■ **Quoted passage**
Civil Forfeiture – Dewonna Goodridge, Kansas Justice InstituteCase Info & Legal Team

Dewonna Goodridge Forfeiture Case

Even though Dewonna Goodridge was not charged with a crime, the government used civil forfeiture laws to take her car. With the help of Kansas Justice Institute, Ms. Goodridge successfully fought back.

In June 2023, the government used civil forfeiture laws to seize Dewonna Goodridge’s car. Ms. Goodridge was never charged with a crime. In fact, Ms. Goodridge wasn’t even in the car when the government took it. Essentially, the government vaguely suggested that Ms. Goodridge’s son had allegedly committed a crime while he was driving the car, and therefore it should be allowed to take her car—even though she hadn’t done anything wrong. Ms. Goodridge teamed up with Kansas Justice Institute, a free public interest law firm that protects property rights statewide, to fight the civil forfeiture case.

Dataset excerpt
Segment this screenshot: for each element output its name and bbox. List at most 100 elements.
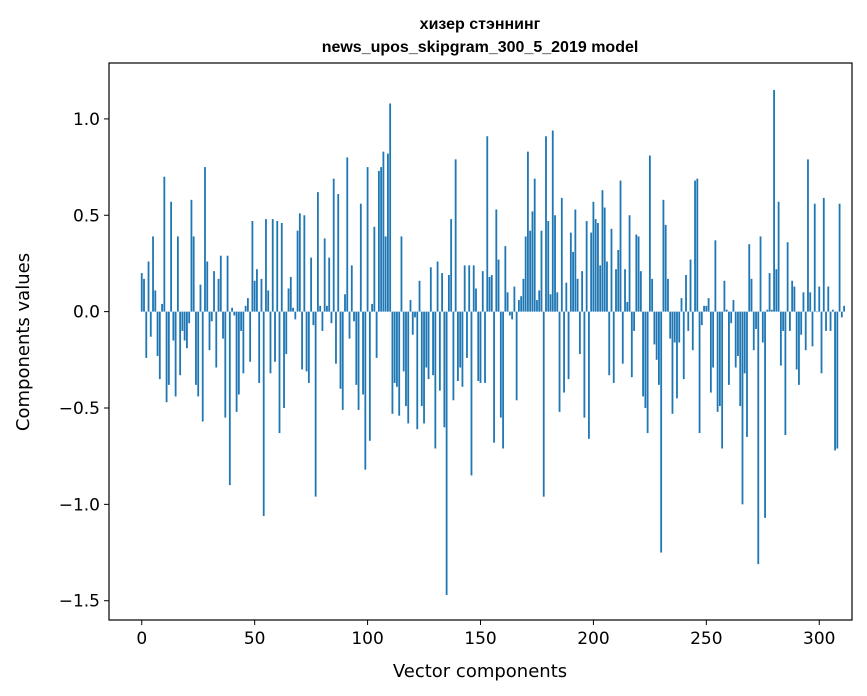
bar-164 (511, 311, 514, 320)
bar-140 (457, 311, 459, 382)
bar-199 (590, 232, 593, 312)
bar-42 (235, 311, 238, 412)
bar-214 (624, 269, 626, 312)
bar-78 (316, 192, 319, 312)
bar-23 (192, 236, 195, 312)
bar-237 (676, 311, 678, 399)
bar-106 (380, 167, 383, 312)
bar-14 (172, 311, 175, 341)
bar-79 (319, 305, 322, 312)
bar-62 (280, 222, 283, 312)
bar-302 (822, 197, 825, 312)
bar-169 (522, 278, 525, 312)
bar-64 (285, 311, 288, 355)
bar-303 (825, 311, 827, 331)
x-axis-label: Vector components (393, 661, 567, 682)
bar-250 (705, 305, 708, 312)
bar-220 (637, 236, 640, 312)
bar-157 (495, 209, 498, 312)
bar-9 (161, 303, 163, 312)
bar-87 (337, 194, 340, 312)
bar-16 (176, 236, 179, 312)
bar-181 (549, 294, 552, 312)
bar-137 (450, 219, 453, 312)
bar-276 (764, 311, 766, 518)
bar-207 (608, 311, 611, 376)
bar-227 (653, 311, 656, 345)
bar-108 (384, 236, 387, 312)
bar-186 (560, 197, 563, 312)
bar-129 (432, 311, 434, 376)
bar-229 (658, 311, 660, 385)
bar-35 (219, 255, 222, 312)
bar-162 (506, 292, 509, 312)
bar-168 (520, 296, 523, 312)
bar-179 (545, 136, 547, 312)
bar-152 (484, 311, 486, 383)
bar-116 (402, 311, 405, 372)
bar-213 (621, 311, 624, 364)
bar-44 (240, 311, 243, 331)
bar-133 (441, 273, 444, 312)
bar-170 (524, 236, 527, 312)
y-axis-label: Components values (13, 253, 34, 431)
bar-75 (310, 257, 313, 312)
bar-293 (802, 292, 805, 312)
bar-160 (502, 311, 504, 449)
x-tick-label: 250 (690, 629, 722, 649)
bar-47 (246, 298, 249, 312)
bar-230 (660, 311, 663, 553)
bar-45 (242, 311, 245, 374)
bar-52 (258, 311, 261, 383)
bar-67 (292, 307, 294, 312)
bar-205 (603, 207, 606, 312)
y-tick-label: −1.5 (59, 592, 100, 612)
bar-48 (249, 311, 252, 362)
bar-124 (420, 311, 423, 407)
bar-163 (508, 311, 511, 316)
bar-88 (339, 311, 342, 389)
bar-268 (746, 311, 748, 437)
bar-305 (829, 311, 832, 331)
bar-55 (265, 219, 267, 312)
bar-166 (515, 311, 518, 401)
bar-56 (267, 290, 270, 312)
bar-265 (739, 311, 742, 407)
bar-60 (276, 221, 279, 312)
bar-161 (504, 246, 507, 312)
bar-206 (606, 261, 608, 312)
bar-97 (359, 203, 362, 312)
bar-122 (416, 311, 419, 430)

■ **Exercise directions**
Summarize the page about Dewonna Goodridge's forfeiture case in two sentences. The material has no connection to the page about Dewonna Goodridge's forfeiture case.

■ **Response to the exercise**
In June 2023, the government used civil forfeiture laws to seize Dewonna Goodridge's car, even though she was never charged with a crime and wasn't in the car, claiming her son had allegedly committed a crime while driving it. Ms. Goodridge teamed up with Kansas Justice Institute, a free public interest law firm, and successfully fought back.